- [What you need to do] Provide the number of lines containing the word "icon", and nothing else.

- [Dataset]
___

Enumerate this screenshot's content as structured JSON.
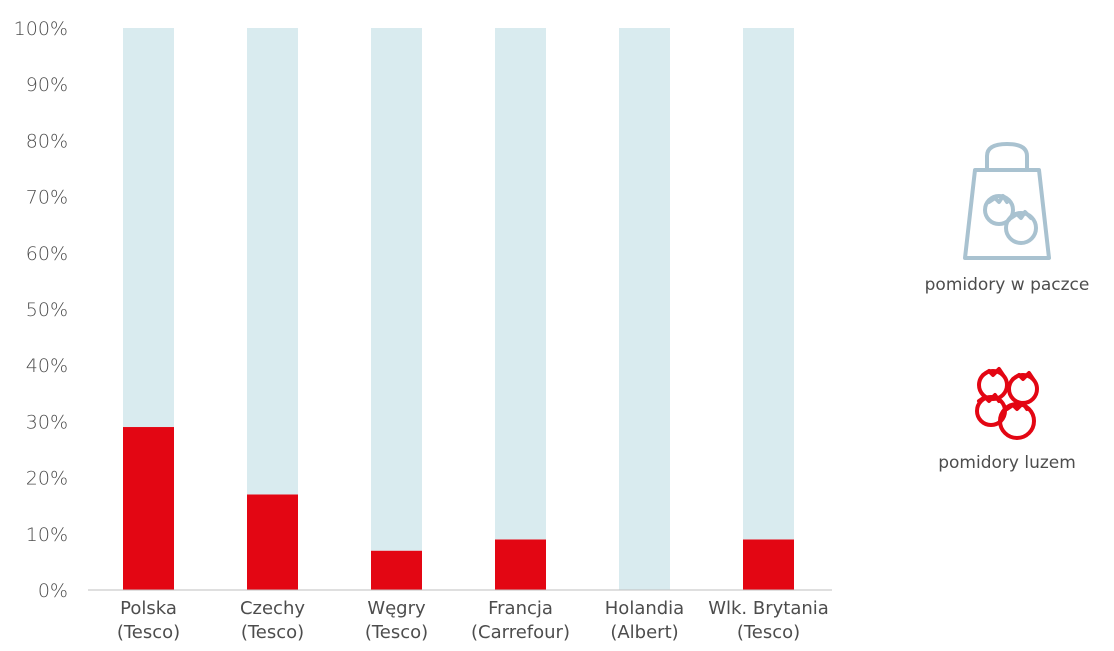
{
  "chart_data": {
    "type": "bar",
    "stacked": true,
    "categories": [
      [
        "Polska",
        "(Tesco)"
      ],
      [
        "Czechy",
        "(Tesco)"
      ],
      [
        "Węgry",
        "(Tesco)"
      ],
      [
        "Francja",
        "(Carrefour)"
      ],
      [
        "Holandia",
        "(Albert)"
      ],
      [
        "Wlk. Brytania",
        "(Tesco)"
      ]
    ],
    "series": [
      {
        "name": "pomidory luzem",
        "color": "#e30613",
        "values": [
          29,
          17,
          7,
          9,
          0,
          9
        ]
      },
      {
        "name": "pomidory w paczce",
        "color": "#d9ebef",
        "values": [
          71,
          83,
          93,
          91,
          100,
          91
        ]
      }
    ],
    "ylim": [
      0,
      100
    ],
    "yticks": [
      "0%",
      "10%",
      "20%",
      "30%",
      "40%",
      "50%",
      "60%",
      "70%",
      "80%",
      "90%",
      "100%"
    ],
    "grid": false,
    "legend_placement": "right"
  },
  "legend": {
    "packaged": {
      "label": "pomidory w paczce",
      "icon": "shopping-bag-tomatoes-icon",
      "color": "#a9c2d0"
    },
    "loose": {
      "label": "pomidory luzem",
      "icon": "tomatoes-icon",
      "color": "#e30613"
    }
  }
}
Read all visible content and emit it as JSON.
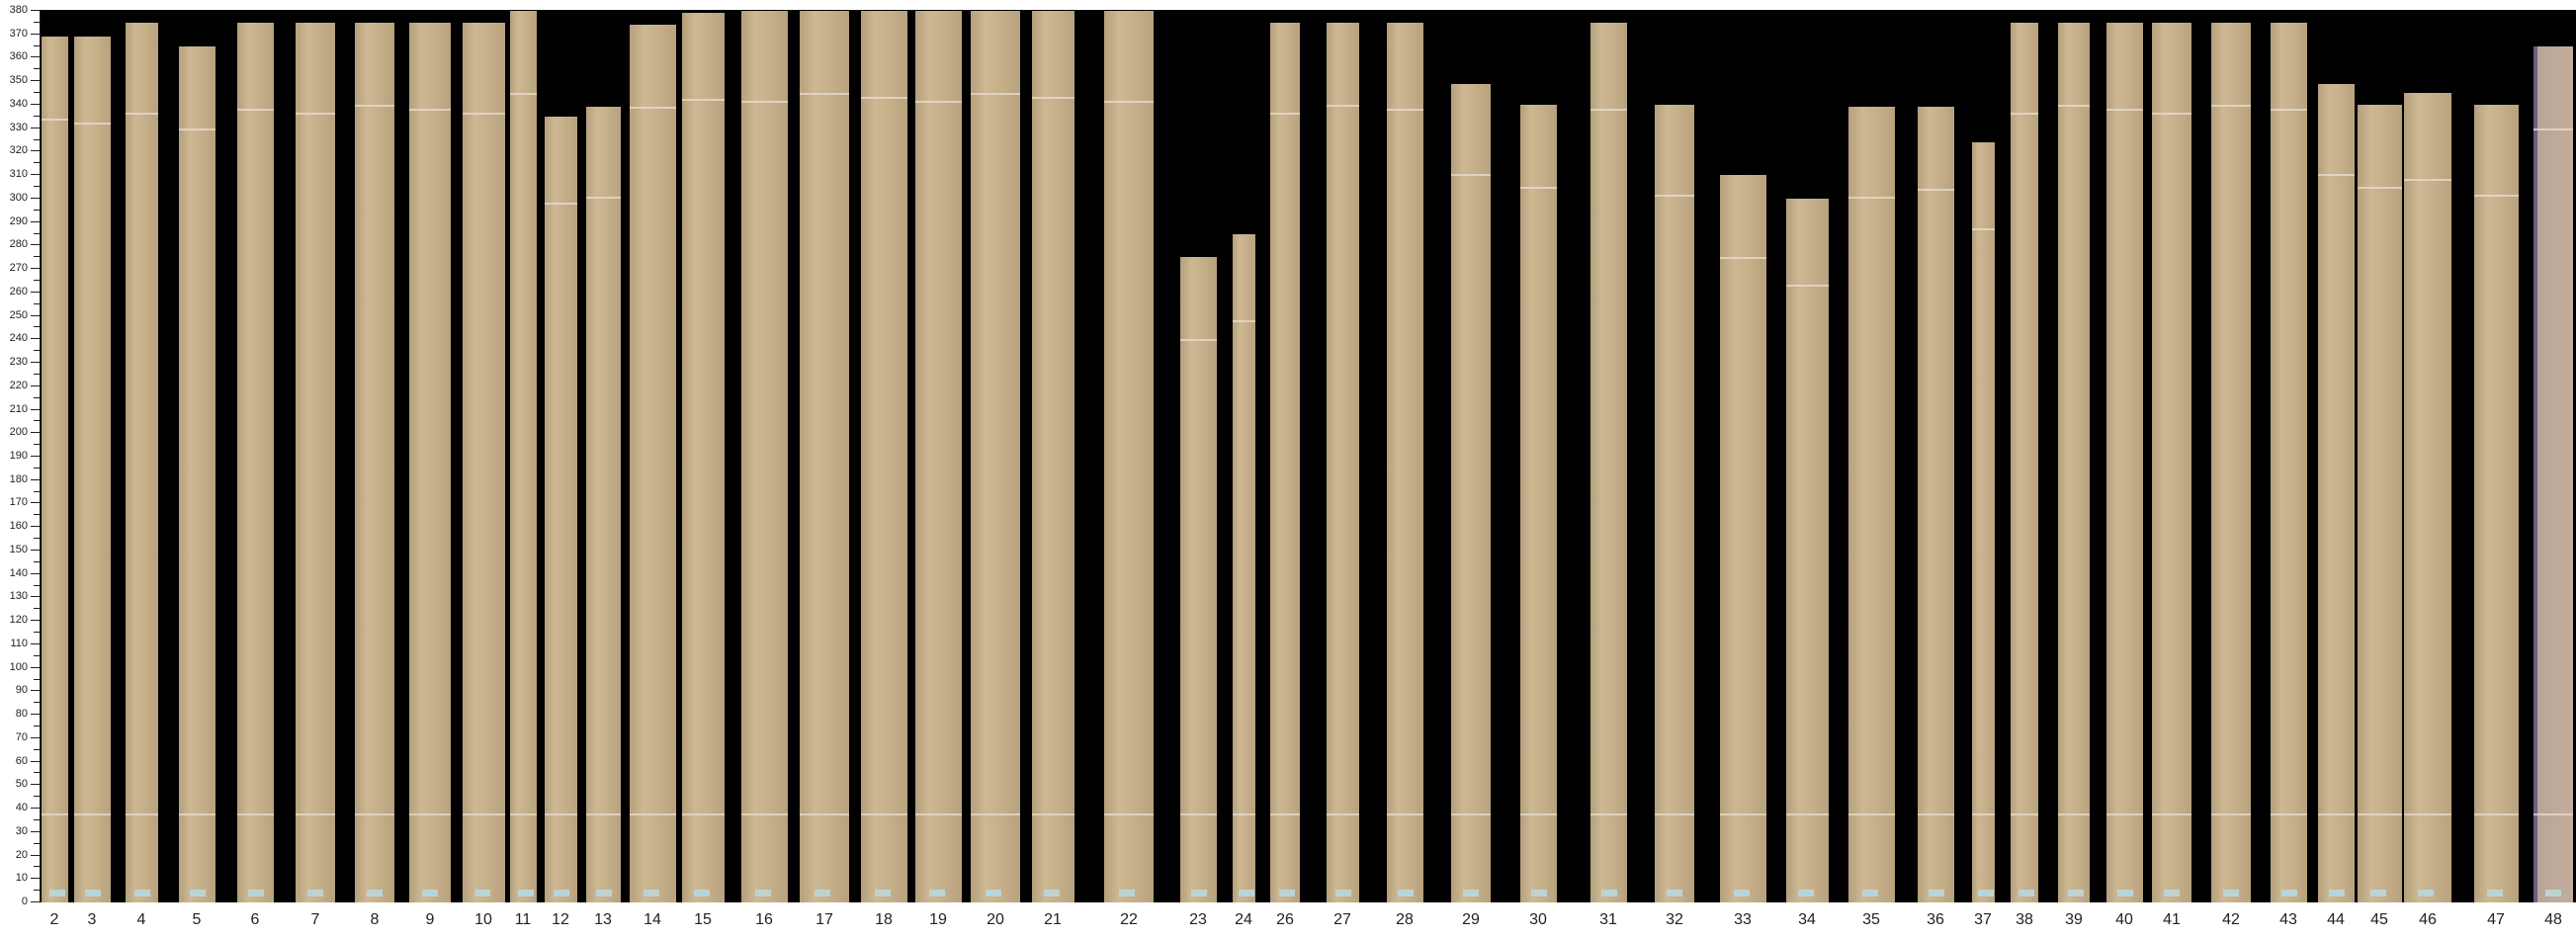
{
  "ruler": {
    "unit_ticks": [
      0,
      10,
      20,
      30,
      40,
      50,
      60,
      70,
      80,
      90,
      100,
      110,
      120,
      130,
      140,
      150,
      160,
      170,
      180,
      190,
      200,
      210,
      220,
      230,
      240,
      250,
      260,
      270,
      280,
      290,
      300,
      310,
      320,
      330,
      340,
      350,
      360,
      370,
      380
    ],
    "range": [
      0,
      380
    ]
  },
  "colors": {
    "background": "#000000",
    "veneer": "#c6b08a",
    "last_strip": "#b8a498"
  },
  "strips": [
    {
      "label": "2",
      "length": 369
    },
    {
      "label": "3",
      "length": 369
    },
    {
      "label": "4",
      "length": 375
    },
    {
      "label": "5",
      "length": 365
    },
    {
      "label": "6",
      "length": 375
    },
    {
      "label": "7",
      "length": 375
    },
    {
      "label": "8",
      "length": 375
    },
    {
      "label": "9",
      "length": 375
    },
    {
      "label": "10",
      "length": 375
    },
    {
      "label": "11",
      "length": 380
    },
    {
      "label": "12",
      "length": 335
    },
    {
      "label": "13",
      "length": 339
    },
    {
      "label": "14",
      "length": 374
    },
    {
      "label": "15",
      "length": 379
    },
    {
      "label": "16",
      "length": 380
    },
    {
      "label": "17",
      "length": 380
    },
    {
      "label": "18",
      "length": 380
    },
    {
      "label": "19",
      "length": 380
    },
    {
      "label": "20",
      "length": 380
    },
    {
      "label": "21",
      "length": 380
    },
    {
      "label": "22",
      "length": 380
    },
    {
      "label": "23",
      "length": 275
    },
    {
      "label": "24",
      "length": 285
    },
    {
      "label": "26",
      "length": 375
    },
    {
      "label": "27",
      "length": 375
    },
    {
      "label": "28",
      "length": 375
    },
    {
      "label": "29",
      "length": 349
    },
    {
      "label": "30",
      "length": 340
    },
    {
      "label": "31",
      "length": 375
    },
    {
      "label": "32",
      "length": 340
    },
    {
      "label": "33",
      "length": 310
    },
    {
      "label": "34",
      "length": 300
    },
    {
      "label": "35",
      "length": 339
    },
    {
      "label": "36",
      "length": 339
    },
    {
      "label": "37",
      "length": 324
    },
    {
      "label": "38",
      "length": 375
    },
    {
      "label": "39",
      "length": 375
    },
    {
      "label": "40",
      "length": 375
    },
    {
      "label": "41",
      "length": 375
    },
    {
      "label": "42",
      "length": 375
    },
    {
      "label": "43",
      "length": 375
    },
    {
      "label": "44",
      "length": 349
    },
    {
      "label": "45",
      "length": 340
    },
    {
      "label": "46",
      "length": 345
    },
    {
      "label": "47",
      "length": 340
    },
    {
      "label": "48",
      "length": 365
    }
  ]
}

___

- [Answer for this exercise] 2